#### Given information
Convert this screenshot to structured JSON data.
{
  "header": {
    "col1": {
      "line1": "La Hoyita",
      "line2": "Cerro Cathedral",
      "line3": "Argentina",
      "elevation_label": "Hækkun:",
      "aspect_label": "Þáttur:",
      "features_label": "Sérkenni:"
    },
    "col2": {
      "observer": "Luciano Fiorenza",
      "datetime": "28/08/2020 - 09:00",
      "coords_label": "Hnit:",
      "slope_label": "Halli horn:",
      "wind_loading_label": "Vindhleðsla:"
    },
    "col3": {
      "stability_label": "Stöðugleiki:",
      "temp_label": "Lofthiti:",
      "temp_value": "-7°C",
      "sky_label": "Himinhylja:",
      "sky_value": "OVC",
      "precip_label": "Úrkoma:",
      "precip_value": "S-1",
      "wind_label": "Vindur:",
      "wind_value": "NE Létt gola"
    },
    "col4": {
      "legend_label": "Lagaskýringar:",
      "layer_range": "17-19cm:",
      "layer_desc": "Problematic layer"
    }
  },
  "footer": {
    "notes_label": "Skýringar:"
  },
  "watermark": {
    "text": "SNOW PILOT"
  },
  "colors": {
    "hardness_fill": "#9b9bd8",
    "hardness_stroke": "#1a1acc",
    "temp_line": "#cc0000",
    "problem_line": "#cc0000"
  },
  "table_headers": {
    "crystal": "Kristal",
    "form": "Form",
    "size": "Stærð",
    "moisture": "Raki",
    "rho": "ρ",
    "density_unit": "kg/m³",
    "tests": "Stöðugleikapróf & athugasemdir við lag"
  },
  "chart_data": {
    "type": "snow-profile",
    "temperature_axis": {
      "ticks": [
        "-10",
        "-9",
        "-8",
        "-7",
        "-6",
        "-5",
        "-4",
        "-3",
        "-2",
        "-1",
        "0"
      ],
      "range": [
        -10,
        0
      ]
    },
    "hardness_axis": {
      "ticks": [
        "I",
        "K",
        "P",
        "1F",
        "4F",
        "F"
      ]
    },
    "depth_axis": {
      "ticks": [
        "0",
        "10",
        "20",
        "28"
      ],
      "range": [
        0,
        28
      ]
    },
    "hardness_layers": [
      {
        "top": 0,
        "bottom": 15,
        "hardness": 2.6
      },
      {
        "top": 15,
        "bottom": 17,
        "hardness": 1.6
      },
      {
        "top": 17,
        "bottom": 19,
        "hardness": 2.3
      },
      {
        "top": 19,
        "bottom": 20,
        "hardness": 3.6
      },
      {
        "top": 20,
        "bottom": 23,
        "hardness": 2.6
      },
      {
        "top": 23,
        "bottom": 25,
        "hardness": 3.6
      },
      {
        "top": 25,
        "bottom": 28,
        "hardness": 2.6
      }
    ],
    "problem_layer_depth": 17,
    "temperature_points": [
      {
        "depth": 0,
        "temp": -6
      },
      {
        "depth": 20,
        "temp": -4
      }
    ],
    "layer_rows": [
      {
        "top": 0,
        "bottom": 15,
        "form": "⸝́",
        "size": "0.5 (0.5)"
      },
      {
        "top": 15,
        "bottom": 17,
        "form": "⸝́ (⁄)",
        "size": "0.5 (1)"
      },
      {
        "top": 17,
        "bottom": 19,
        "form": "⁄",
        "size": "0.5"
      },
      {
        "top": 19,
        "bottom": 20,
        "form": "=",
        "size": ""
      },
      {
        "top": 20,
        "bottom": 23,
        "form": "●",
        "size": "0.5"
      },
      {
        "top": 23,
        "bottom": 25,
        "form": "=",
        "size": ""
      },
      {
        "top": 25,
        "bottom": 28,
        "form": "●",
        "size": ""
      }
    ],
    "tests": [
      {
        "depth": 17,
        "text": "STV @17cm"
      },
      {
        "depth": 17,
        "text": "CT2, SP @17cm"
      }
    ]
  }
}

---

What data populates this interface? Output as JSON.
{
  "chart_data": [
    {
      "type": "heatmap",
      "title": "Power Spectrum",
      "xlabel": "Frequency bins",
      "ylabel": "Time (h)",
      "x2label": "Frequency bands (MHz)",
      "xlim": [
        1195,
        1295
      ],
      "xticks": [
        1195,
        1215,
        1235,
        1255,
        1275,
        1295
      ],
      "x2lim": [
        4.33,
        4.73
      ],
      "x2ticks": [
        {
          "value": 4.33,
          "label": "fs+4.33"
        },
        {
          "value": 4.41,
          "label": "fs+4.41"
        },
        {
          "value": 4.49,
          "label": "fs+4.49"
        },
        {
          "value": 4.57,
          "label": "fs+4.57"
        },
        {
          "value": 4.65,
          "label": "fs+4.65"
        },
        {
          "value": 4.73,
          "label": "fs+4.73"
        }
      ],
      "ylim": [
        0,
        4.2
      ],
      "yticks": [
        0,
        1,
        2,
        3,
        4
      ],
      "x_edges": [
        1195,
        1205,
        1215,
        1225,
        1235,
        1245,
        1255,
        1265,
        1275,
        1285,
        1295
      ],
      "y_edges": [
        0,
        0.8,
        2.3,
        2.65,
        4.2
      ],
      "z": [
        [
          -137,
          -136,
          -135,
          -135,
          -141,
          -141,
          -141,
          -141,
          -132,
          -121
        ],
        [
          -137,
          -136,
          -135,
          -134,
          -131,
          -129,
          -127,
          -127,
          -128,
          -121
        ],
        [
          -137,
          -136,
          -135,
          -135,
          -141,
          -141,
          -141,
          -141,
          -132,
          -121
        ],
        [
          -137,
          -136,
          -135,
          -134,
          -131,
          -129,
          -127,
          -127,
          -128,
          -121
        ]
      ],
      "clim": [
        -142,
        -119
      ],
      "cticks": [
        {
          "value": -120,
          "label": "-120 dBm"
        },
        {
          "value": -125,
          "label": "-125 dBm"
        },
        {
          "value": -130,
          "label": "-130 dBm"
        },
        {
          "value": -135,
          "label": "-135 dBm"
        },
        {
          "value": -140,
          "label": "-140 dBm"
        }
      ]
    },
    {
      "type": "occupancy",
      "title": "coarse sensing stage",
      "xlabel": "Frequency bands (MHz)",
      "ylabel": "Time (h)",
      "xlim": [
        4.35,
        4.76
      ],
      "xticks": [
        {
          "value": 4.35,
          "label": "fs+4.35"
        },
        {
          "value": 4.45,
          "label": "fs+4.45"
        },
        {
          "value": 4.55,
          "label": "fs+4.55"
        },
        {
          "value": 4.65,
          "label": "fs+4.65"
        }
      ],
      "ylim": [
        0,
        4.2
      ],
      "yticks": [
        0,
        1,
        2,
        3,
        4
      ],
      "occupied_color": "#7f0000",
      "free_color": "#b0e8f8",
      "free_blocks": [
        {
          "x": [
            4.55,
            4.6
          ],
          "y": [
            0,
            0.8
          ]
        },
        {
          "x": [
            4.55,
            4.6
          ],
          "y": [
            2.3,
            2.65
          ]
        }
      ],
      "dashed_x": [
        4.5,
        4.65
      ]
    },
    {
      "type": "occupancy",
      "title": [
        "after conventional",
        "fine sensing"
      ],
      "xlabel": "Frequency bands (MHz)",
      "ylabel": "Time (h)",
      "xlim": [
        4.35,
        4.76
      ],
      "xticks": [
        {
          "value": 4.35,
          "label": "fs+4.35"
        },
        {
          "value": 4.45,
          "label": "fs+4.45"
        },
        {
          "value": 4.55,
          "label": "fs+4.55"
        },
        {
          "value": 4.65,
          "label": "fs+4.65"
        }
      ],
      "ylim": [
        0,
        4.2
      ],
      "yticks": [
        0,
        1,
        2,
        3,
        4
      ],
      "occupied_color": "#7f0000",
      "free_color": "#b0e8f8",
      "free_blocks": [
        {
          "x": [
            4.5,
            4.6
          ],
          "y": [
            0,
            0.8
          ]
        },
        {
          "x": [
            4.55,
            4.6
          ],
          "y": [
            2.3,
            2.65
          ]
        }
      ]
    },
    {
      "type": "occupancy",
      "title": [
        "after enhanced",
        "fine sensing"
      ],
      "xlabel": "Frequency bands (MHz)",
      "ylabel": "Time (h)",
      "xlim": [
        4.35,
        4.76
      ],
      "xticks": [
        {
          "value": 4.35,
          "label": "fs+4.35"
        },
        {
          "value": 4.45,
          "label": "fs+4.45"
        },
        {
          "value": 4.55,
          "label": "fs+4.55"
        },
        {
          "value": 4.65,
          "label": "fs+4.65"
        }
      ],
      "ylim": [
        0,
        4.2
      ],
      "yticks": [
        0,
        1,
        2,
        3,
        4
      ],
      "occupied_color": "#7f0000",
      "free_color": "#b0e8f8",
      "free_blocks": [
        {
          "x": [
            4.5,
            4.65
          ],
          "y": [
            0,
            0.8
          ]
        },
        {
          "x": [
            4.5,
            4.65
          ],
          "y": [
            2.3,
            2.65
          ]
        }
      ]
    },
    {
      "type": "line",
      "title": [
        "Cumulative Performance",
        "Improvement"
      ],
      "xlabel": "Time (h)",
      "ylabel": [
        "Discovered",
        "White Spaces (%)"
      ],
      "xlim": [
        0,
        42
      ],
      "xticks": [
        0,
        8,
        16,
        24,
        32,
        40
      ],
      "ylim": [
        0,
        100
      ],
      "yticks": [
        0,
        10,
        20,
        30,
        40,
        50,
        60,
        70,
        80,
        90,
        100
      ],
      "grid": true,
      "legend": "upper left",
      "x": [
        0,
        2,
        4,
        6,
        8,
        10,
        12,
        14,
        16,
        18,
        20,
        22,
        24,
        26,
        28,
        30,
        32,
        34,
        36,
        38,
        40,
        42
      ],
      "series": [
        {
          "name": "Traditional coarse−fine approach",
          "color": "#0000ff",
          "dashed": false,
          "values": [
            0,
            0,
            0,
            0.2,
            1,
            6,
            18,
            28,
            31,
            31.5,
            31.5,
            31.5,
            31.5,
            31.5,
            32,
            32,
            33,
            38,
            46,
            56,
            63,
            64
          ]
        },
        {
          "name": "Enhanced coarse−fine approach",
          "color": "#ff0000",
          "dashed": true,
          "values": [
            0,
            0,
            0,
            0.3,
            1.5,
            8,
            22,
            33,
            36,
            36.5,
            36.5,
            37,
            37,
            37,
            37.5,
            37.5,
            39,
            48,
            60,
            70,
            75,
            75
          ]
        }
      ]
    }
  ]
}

==

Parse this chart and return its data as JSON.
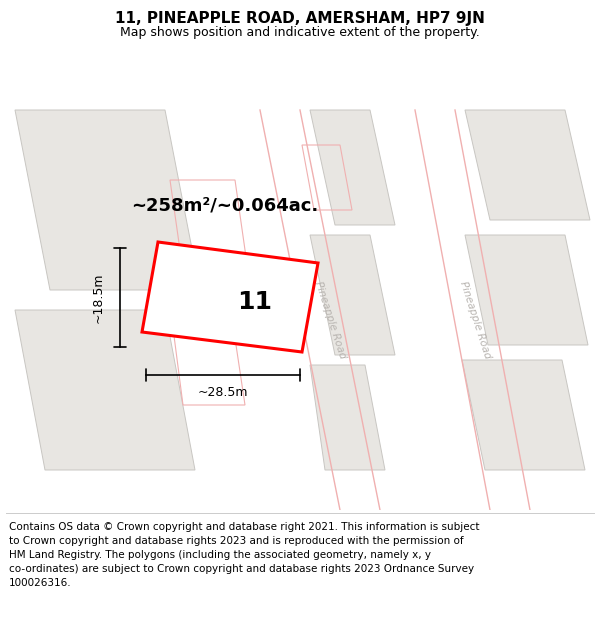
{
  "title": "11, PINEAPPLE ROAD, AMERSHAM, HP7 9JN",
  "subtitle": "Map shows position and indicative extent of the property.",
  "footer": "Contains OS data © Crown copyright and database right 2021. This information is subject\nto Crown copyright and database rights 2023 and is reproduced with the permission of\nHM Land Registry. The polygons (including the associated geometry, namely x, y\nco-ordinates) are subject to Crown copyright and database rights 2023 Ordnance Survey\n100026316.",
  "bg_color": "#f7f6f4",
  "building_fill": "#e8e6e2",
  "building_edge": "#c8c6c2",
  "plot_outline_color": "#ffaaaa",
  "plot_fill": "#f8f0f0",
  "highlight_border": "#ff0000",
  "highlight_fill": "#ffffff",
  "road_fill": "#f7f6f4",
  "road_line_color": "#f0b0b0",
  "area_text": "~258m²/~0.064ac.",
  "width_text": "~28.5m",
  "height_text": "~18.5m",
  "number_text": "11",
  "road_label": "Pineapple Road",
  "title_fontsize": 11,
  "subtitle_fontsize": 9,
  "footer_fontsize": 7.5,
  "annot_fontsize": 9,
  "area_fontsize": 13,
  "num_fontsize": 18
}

#### Objective
Figure out how many lines above include the string "JSON", then report that number and nothing else.

#### Expected output
3